### Input
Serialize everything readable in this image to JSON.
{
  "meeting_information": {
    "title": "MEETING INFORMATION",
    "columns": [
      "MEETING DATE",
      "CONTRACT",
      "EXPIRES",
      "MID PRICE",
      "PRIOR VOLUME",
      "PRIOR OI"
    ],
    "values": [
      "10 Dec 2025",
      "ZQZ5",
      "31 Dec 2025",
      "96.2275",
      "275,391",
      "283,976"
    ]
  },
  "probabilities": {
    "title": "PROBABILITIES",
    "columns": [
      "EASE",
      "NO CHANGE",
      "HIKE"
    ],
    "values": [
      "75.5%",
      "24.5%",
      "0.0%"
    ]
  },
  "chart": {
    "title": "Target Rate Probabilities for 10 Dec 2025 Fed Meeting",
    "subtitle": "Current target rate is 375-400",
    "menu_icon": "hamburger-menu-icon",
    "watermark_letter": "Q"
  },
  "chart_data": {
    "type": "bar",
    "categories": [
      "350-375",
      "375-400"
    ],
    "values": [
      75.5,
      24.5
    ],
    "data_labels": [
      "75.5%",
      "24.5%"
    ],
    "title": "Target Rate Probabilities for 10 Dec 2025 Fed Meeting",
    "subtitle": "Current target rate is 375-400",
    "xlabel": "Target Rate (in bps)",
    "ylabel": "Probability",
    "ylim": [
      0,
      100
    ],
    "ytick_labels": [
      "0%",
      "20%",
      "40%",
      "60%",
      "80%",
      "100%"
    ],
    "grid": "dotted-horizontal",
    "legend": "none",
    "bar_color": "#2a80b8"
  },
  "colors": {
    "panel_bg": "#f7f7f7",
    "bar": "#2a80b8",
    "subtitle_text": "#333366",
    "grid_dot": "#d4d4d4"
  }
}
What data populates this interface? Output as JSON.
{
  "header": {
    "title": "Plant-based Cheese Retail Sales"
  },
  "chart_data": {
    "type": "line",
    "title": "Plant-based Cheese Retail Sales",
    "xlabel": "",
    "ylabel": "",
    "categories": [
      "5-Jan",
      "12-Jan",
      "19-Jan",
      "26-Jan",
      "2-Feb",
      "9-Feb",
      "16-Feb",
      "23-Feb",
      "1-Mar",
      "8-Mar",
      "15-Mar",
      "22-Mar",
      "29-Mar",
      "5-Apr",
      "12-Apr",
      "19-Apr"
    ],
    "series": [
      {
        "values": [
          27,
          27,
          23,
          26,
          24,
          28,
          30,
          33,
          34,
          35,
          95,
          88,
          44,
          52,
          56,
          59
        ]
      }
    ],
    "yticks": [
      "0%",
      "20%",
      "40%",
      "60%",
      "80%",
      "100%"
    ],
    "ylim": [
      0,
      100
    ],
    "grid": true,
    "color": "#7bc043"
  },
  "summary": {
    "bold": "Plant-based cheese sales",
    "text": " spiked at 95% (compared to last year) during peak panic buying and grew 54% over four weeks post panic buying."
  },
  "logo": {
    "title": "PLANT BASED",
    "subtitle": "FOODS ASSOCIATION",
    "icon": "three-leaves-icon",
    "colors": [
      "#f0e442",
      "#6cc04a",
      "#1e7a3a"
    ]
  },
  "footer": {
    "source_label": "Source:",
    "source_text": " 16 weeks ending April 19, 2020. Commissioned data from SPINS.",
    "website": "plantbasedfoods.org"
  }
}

### Task objective
Give back exactly the lines from the line containing "What data populates" to the end of the entries, and no other lines.

### Solution to this task
What data populates this interface? Output as JSON.
{
  "header": {
    "title": "Plant-based Cheese Retail Sales"
  },
  "chart_data": {
    "type": "line",
    "title": "Plant-based Cheese Retail Sales",
    "xlabel": "",
    "ylabel": "",
    "categories": [
      "5-Jan",
      "12-Jan",
      "19-Jan",
      "26-Jan",
      "2-Feb",
      "9-Feb",
      "16-Feb",
      "23-Feb",
      "1-Mar",
      "8-Mar",
      "15-Mar",
      "22-Mar",
      "29-Mar",
      "5-Apr",
      "12-Apr",
      "19-Apr"
    ],
    "series": [
      {
        "values": [
          27,
          27,
          23,
          26,
          24,
          28,
          30,
          33,
          34,
          35,
          95,
          88,
          44,
          52,
          56,
          59
        ]
      }
    ],
    "yticks": [
      "0%",
      "20%",
      "40%",
      "60%",
      "80%",
      "100%"
    ],
    "ylim": [
      0,
      100
    ],
    "grid": true,
    "color": "#7bc043"
  },
  "summary": {
    "bold": "Plant-based cheese sales",
    "text": " spiked at 95% (compared to last year) during peak panic buying and grew 54% over four weeks post panic buying."
  },
  "logo": {
    "title": "PLANT BASED",
    "subtitle": "FOODS ASSOCIATION",
    "icon": "three-leaves-icon",
    "colors": [
      "#f0e442",
      "#6cc04a",
      "#1e7a3a"
    ]
  },
  "footer": {
    "source_label": "Source:",
    "source_text": " 16 weeks ending April 19, 2020. Commissioned data from SPINS.",
    "website": "plantbasedfoods.org"
  }
}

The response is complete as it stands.